* **PASSAGE CHOISI**:
<<<<
Le Conseil devrait-il modifier les tarifs de raccordement du trafic d’Iristel?

  1. RCCI a soutenu qu’Iristel faisaient des profits injustes comme ESI (par l’intermédiaire des tarifs de raccordement de l’interurbain) et comme ESLC (par l’intermédiaire de leur tarif de raccordement local, appelé aussi raccordement direct) active dans l’IR 867. Tandis que le tarif de raccordement de l’interurbain pour Iristel est soustrait à la réglementation, leur tarif de raccordement local (ou raccordement direct) est réglementé. En ce qui concerne leur tarif de raccordement direct dans le Nord du Canada, Iristel utilisent le tarif approuvé de Norouestel Inc. pour la même région comme valeur substitut.
>>>>
* **OBJECTIF DE L'EXERCICE**: Recopiez, s'il vous plaît, le passage sur les tarifs de raccordement depuis « Le Conseil devrait-il » jusqu'à « comme valeur substitut. » inclus, en substituant « valeur de remplacement » à « valeur substitut ». Les enregistrements ne sont pas nécessaires.

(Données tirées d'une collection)
<<<<
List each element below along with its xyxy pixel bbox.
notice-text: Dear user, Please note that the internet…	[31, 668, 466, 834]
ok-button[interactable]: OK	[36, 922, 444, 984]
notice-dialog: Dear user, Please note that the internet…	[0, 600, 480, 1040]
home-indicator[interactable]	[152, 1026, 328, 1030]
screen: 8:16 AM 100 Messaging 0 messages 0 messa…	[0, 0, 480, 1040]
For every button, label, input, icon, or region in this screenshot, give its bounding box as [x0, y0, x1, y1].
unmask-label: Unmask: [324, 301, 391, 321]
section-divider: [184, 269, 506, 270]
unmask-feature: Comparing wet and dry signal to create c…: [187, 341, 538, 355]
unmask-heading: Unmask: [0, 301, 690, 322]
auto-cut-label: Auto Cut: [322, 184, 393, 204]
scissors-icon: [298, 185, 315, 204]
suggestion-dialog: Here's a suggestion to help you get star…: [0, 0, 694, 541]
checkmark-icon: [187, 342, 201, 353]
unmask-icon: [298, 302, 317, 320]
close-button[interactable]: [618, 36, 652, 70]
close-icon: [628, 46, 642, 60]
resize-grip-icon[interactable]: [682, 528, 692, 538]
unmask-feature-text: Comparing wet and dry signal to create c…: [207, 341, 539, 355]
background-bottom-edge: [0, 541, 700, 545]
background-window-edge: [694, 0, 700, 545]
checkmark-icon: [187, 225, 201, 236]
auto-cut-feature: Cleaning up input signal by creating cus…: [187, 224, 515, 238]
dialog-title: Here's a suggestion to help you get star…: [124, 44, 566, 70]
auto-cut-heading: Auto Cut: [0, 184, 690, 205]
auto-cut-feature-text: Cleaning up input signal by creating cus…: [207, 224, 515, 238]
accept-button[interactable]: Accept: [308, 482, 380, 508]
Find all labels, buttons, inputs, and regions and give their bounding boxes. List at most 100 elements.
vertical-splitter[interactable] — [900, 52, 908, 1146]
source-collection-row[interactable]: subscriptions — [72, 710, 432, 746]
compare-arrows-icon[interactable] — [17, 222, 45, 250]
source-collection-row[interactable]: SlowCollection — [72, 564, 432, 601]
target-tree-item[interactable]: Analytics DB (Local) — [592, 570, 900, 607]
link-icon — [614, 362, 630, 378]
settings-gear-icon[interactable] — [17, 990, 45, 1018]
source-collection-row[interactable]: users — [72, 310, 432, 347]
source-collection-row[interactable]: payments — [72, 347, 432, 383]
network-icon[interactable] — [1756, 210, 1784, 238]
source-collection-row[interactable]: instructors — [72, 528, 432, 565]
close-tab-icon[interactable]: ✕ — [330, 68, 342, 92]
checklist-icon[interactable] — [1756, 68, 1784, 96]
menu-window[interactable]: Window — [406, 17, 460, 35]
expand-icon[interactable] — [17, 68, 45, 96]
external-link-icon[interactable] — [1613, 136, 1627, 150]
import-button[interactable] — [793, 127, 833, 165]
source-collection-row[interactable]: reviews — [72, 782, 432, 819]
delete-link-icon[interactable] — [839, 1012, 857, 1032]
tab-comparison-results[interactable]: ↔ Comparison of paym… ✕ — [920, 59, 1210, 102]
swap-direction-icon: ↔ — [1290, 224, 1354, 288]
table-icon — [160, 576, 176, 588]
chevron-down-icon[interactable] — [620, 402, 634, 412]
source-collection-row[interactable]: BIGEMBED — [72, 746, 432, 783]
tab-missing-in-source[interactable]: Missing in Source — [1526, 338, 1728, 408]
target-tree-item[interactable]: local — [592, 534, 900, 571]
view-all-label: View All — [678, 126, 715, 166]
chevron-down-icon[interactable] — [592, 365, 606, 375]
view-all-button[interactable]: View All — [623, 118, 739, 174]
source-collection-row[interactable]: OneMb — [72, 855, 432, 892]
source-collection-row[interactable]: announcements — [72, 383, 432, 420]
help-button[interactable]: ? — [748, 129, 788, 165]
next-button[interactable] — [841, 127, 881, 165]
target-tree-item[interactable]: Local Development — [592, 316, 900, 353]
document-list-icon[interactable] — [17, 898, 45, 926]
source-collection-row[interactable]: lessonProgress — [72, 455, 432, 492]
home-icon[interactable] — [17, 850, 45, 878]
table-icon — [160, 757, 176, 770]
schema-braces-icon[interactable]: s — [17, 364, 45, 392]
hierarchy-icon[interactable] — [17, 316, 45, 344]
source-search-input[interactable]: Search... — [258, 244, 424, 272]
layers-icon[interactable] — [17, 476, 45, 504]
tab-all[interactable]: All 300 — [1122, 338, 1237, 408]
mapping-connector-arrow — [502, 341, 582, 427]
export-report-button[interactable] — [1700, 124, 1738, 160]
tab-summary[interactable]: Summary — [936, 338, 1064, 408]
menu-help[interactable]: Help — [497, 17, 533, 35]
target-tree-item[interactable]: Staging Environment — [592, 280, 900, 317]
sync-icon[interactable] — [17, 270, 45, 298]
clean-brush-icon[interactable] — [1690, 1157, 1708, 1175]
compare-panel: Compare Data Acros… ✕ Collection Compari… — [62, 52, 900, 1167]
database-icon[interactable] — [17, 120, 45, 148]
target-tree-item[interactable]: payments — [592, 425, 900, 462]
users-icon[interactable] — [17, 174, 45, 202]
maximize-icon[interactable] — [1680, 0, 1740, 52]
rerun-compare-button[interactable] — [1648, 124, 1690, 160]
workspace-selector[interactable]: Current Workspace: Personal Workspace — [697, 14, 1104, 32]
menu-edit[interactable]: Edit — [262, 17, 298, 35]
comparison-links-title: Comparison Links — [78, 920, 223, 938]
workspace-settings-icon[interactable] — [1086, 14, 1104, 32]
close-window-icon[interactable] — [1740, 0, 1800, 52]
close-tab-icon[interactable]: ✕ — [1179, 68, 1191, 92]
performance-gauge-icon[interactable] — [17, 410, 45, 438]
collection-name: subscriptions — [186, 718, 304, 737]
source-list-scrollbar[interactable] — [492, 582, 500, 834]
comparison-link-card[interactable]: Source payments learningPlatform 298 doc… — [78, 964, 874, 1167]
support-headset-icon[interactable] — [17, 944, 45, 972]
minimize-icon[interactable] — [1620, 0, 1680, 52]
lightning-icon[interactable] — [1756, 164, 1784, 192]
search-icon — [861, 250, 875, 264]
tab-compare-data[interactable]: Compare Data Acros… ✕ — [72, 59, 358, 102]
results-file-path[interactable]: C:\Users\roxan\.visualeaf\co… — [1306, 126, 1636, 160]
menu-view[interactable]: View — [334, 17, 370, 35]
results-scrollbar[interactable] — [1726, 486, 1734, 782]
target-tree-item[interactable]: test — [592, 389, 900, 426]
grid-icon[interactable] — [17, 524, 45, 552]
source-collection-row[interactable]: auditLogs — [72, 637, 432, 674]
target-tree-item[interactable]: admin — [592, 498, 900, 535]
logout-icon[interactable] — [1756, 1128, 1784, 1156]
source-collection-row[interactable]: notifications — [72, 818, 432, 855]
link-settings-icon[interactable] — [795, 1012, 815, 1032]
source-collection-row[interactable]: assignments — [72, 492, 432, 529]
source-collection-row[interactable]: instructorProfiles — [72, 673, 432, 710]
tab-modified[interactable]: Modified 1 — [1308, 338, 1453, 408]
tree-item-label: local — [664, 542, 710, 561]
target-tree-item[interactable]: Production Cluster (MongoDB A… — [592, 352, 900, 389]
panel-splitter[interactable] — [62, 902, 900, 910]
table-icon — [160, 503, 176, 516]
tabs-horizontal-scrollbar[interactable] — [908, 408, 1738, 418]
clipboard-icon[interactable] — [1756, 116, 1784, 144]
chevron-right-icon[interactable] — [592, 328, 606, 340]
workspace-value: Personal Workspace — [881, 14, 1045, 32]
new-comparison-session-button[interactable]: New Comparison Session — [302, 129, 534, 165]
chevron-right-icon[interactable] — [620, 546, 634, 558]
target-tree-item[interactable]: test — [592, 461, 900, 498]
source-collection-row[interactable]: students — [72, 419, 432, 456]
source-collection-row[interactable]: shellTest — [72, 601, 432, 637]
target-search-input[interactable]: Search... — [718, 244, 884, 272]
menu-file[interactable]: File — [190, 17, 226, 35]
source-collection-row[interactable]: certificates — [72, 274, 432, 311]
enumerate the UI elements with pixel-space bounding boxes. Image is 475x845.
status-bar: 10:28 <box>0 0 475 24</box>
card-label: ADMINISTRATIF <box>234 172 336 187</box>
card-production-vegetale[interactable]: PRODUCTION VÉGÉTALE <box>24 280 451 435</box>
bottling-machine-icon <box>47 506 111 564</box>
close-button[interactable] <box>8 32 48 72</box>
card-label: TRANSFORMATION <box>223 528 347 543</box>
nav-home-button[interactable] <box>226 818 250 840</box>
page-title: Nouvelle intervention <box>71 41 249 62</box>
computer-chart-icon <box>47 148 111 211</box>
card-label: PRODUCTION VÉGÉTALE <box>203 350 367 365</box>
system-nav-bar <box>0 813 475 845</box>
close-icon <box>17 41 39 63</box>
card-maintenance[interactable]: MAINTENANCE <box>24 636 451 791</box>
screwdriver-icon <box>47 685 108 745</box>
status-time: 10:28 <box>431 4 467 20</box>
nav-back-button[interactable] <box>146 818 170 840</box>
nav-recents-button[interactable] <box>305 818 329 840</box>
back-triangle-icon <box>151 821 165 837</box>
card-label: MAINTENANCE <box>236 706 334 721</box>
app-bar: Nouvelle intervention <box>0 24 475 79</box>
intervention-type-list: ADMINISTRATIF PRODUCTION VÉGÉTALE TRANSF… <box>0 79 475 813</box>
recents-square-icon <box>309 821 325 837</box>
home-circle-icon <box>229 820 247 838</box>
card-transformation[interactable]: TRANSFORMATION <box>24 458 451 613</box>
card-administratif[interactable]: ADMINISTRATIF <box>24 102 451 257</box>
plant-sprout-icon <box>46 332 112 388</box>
>>>>
* **RÉSULTAT OBTENU**:
Le Conseil devrait-il modifier les tarifs de raccordement du trafic d’Iristel?

  1. RCCI a soutenu qu’Iristel faisaient des profits injustes comme ESI (par l’intermédiaire des tarifs de raccordement de l’interurbain) et comme ESLC (par l’intermédiaire de leur tarif de raccordement local, appelé aussi raccordement direct) active dans l’IR 867. Tandis que le tarif de raccordement de l’interurbain pour Iristel est soustrait à la réglementation, leur tarif de raccordement local (ou raccordement direct) est réglementé. En ce qui concerne leur tarif de raccordement direct dans le Nord du Canada, Iristel utilisent le tarif approuvé de Norouestel Inc. pour la même région comme valeur de remplacement.